--- Start Records supplied ---

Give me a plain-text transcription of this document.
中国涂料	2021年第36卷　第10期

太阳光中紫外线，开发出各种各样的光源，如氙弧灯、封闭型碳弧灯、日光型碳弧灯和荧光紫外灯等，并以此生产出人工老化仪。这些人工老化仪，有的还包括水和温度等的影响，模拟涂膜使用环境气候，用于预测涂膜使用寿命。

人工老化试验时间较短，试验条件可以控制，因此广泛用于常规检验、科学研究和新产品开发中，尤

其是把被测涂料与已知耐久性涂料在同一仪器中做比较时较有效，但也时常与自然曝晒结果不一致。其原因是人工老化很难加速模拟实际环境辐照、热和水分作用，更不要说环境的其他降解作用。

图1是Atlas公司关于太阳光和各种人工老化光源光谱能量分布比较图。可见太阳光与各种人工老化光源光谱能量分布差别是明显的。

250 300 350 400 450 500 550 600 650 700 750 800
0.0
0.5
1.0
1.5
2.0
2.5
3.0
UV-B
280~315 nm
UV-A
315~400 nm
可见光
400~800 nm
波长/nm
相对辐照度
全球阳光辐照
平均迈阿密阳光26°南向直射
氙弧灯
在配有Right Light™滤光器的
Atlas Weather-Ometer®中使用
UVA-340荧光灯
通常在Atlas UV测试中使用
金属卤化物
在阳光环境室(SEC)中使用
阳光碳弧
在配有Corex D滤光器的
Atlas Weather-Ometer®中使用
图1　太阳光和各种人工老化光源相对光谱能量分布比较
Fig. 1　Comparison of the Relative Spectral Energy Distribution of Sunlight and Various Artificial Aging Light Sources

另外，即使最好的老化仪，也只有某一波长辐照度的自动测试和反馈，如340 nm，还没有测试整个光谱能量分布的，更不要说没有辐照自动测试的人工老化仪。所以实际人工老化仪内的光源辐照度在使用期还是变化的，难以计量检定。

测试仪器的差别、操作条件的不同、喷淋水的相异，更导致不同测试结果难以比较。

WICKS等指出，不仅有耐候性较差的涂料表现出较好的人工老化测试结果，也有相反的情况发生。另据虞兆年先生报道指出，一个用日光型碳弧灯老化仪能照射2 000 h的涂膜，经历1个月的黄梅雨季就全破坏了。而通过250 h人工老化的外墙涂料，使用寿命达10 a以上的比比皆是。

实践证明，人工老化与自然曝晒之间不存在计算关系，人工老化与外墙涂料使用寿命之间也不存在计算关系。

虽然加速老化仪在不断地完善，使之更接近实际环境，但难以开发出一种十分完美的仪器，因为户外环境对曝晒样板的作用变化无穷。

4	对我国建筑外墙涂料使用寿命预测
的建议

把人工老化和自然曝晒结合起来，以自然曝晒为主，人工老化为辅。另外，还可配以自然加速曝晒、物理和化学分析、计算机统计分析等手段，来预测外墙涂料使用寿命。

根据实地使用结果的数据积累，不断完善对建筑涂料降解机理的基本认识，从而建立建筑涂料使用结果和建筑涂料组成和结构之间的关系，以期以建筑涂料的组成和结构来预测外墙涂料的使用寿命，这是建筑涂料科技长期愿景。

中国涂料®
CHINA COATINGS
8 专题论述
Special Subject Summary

--- End Records supplied ---

## Aim
Recopy the entries above exactly, with every line included.

## Response
Give me a plain-text transcription of this document.
中国涂料	2021年第36卷　第10期

太阳光中紫外线，开发出各种各样的光源，如氙弧灯、封闭型碳弧灯、日光型碳弧灯和荧光紫外灯等，并以此生产出人工老化仪。这些人工老化仪，有的还包括水和温度等的影响，模拟涂膜使用环境气候，用于预测涂膜使用寿命。

人工老化试验时间较短，试验条件可以控制，因此广泛用于常规检验、科学研究和新产品开发中，尤

其是把被测涂料与已知耐久性涂料在同一仪器中做比较时较有效，但也时常与自然曝晒结果不一致。其原因是人工老化很难加速模拟实际环境辐照、热和水分作用，更不要说环境的其他降解作用。

图1是Atlas公司关于太阳光和各种人工老化光源光谱能量分布比较图。可见太阳光与各种人工老化光源光谱能量分布差别是明显的。

250 300 350 400 450 500 550 600 650 700 750 800
0.0
0.5
1.0
1.5
2.0
2.5
3.0
UV-B
280~315 nm
UV-A
315~400 nm
可见光
400~800 nm
波长/nm
相对辐照度
全球阳光辐照
平均迈阿密阳光26°南向直射
氙弧灯
在配有Right Light™滤光器的
Atlas Weather-Ometer®中使用
UVA-340荧光灯
通常在Atlas UV测试中使用
金属卤化物
在阳光环境室(SEC)中使用
阳光碳弧
在配有Corex D滤光器的
Atlas Weather-Ometer®中使用
图1　太阳光和各种人工老化光源相对光谱能量分布比较
Fig. 1　Comparison of the Relative Spectral Energy Distribution of Sunlight and Various Artificial Aging Light Sources

另外，即使最好的老化仪，也只有某一波长辐照度的自动测试和反馈，如340 nm，还没有测试整个光谱能量分布的，更不要说没有辐照自动测试的人工老化仪。所以实际人工老化仪内的光源辐照度在使用期还是变化的，难以计量检定。

测试仪器的差别、操作条件的不同、喷淋水的相异，更导致不同测试结果难以比较。

WICKS等指出，不仅有耐候性较差的涂料表现出较好的人工老化测试结果，也有相反的情况发生。另据虞兆年先生报道指出，一个用日光型碳弧灯老化仪能照射2 000 h的涂膜，经历1个月的黄梅雨季就全破坏了。而通过250 h人工老化的外墙涂料，使用寿命达10 a以上的比比皆是。

实践证明，人工老化与自然曝晒之间不存在计算关系，人工老化与外墙涂料使用寿命之间也不存在计算关系。

虽然加速老化仪在不断地完善，使之更接近实际环境，但难以开发出一种十分完美的仪器，因为户外环境对曝晒样板的作用变化无穷。

4	对我国建筑外墙涂料使用寿命预测
的建议

把人工老化和自然曝晒结合起来，以自然曝晒为主，人工老化为辅。另外，还可配以自然加速曝晒、物理和化学分析、计算机统计分析等手段，来预测外墙涂料使用寿命。

根据实地使用结果的数据积累，不断完善对建筑涂料降解机理的基本认识，从而建立建筑涂料使用结果和建筑涂料组成和结构之间的关系，以期以建筑涂料的组成和结构来预测外墙涂料的使用寿命，这是建筑涂料科技长期愿景。

中国涂料®
CHINA COATINGS
8 专题论述
Special Subject Summary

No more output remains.